> _Set exercise_
Restate the data word for word and leave the images out.

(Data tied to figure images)
* start *
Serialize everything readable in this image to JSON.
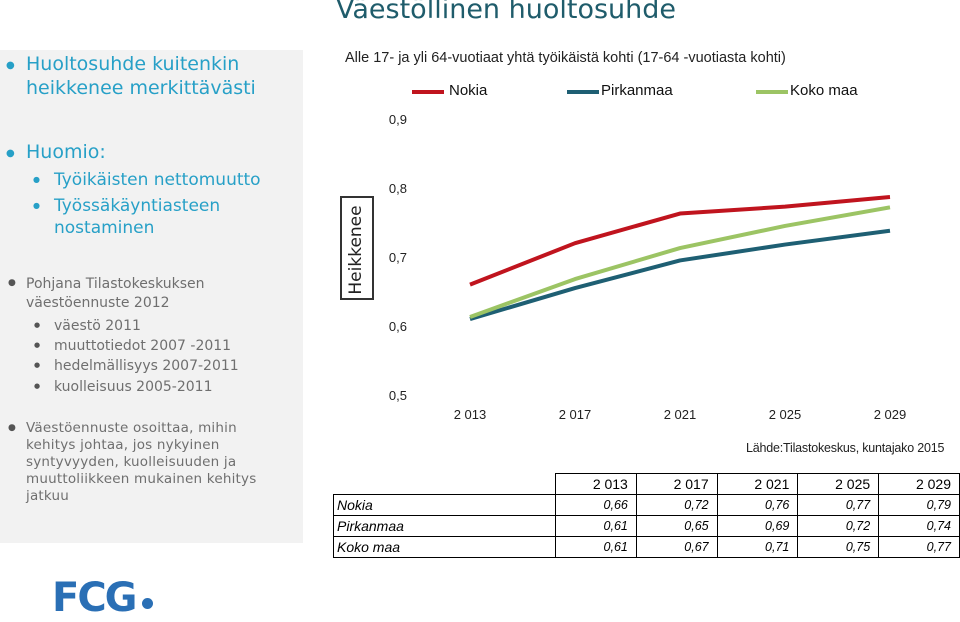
{
  "page_title": "Väestöllinen huoltosuhde",
  "left_panel": {
    "headline": [
      "Huoltosuhde kuitenkin",
      "heikkenee merkittävästi"
    ],
    "note_heading": "Huomio:",
    "note_items": [
      [
        "Työikäisten nettomuutto"
      ],
      [
        "Työssäkäyntiasteen",
        "nostaminen"
      ]
    ],
    "source_heading": [
      "Pohjana Tilastokeskuksen",
      "väestöennuste 2012"
    ],
    "source_items": [
      "väestö 2011",
      "muuttotiedot 2007 -2011",
      "hedelmällisyys 2007-2011",
      "kuolleisuus 2005-2011"
    ],
    "projection_text": [
      "Väestöennuste osoittaa, mihin",
      "kehitys johtaa, jos nykyinen",
      "syntyvyyden, kuolleisuuden ja",
      "muuttoliikkeen mukainen kehitys",
      "jatkuu"
    ]
  },
  "chart_data": {
    "type": "line",
    "subtitle": "Alle 17- ja yli 64-vuotiaat yhtä työikäistä kohti (17-64 -vuotiasta kohti)",
    "trend_label": "Heikkenee",
    "categories": [
      "2 013",
      "2 017",
      "2 021",
      "2 025",
      "2 029"
    ],
    "y_ticks": [
      "0,9",
      "0,8",
      "0,7",
      "0,6",
      "0,5"
    ],
    "ylim": [
      0.5,
      0.9
    ],
    "grid": false,
    "legend_position": "top",
    "series": [
      {
        "name": "Nokia",
        "color": "#c0141e",
        "values": [
          0.66,
          0.72,
          0.763,
          0.773,
          0.787
        ]
      },
      {
        "name": "Pirkanmaa",
        "color": "#1e5f73",
        "values": [
          0.61,
          0.655,
          0.695,
          0.718,
          0.738
        ]
      },
      {
        "name": "Koko maa",
        "color": "#9cc464",
        "values": [
          0.613,
          0.668,
          0.713,
          0.745,
          0.772
        ]
      }
    ],
    "source_note": "Lähde:Tilastokeskus, kuntajako 2015"
  },
  "table": {
    "headers": [
      "2 013",
      "2 017",
      "2 021",
      "2 025",
      "2 029"
    ],
    "rows": [
      {
        "label": "Nokia",
        "values": [
          "0,66",
          "0,72",
          "0,76",
          "0,77",
          "0,79"
        ]
      },
      {
        "label": "Pirkanmaa",
        "values": [
          "0,61",
          "0,65",
          "0,69",
          "0,72",
          "0,74"
        ]
      },
      {
        "label": "Koko maa",
        "values": [
          "0,61",
          "0,67",
          "0,71",
          "0,75",
          "0,77"
        ]
      }
    ]
  },
  "logo_text": "FCG"
}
* end *
> _The answer_
Serialize everything readable in this image to JSON.
{
  "page_title": "Väestöllinen huoltosuhde",
  "left_panel": {
    "headline": [
      "Huoltosuhde kuitenkin",
      "heikkenee merkittävästi"
    ],
    "note_heading": "Huomio:",
    "note_items": [
      [
        "Työikäisten nettomuutto"
      ],
      [
        "Työssäkäyntiasteen",
        "nostaminen"
      ]
    ],
    "source_heading": [
      "Pohjana Tilastokeskuksen",
      "väestöennuste 2012"
    ],
    "source_items": [
      "väestö 2011",
      "muuttotiedot 2007 -2011",
      "hedelmällisyys 2007-2011",
      "kuolleisuus 2005-2011"
    ],
    "projection_text": [
      "Väestöennuste osoittaa, mihin",
      "kehitys johtaa, jos nykyinen",
      "syntyvyyden, kuolleisuuden ja",
      "muuttoliikkeen mukainen kehitys",
      "jatkuu"
    ]
  },
  "chart_data": {
    "type": "line",
    "subtitle": "Alle 17- ja yli 64-vuotiaat yhtä työikäistä kohti (17-64 -vuotiasta kohti)",
    "trend_label": "Heikkenee",
    "categories": [
      "2 013",
      "2 017",
      "2 021",
      "2 025",
      "2 029"
    ],
    "y_ticks": [
      "0,9",
      "0,8",
      "0,7",
      "0,6",
      "0,5"
    ],
    "ylim": [
      0.5,
      0.9
    ],
    "grid": false,
    "legend_position": "top",
    "series": [
      {
        "name": "Nokia",
        "color": "#c0141e",
        "values": [
          0.66,
          0.72,
          0.763,
          0.773,
          0.787
        ]
      },
      {
        "name": "Pirkanmaa",
        "color": "#1e5f73",
        "values": [
          0.61,
          0.655,
          0.695,
          0.718,
          0.738
        ]
      },
      {
        "name": "Koko maa",
        "color": "#9cc464",
        "values": [
          0.613,
          0.668,
          0.713,
          0.745,
          0.772
        ]
      }
    ],
    "source_note": "Lähde:Tilastokeskus, kuntajako 2015"
  },
  "table": {
    "headers": [
      "2 013",
      "2 017",
      "2 021",
      "2 025",
      "2 029"
    ],
    "rows": [
      {
        "label": "Nokia",
        "values": [
          "0,66",
          "0,72",
          "0,76",
          "0,77",
          "0,79"
        ]
      },
      {
        "label": "Pirkanmaa",
        "values": [
          "0,61",
          "0,65",
          "0,69",
          "0,72",
          "0,74"
        ]
      },
      {
        "label": "Koko maa",
        "values": [
          "0,61",
          "0,67",
          "0,71",
          "0,75",
          "0,77"
        ]
      }
    ]
  },
  "logo_text": "FCG"
}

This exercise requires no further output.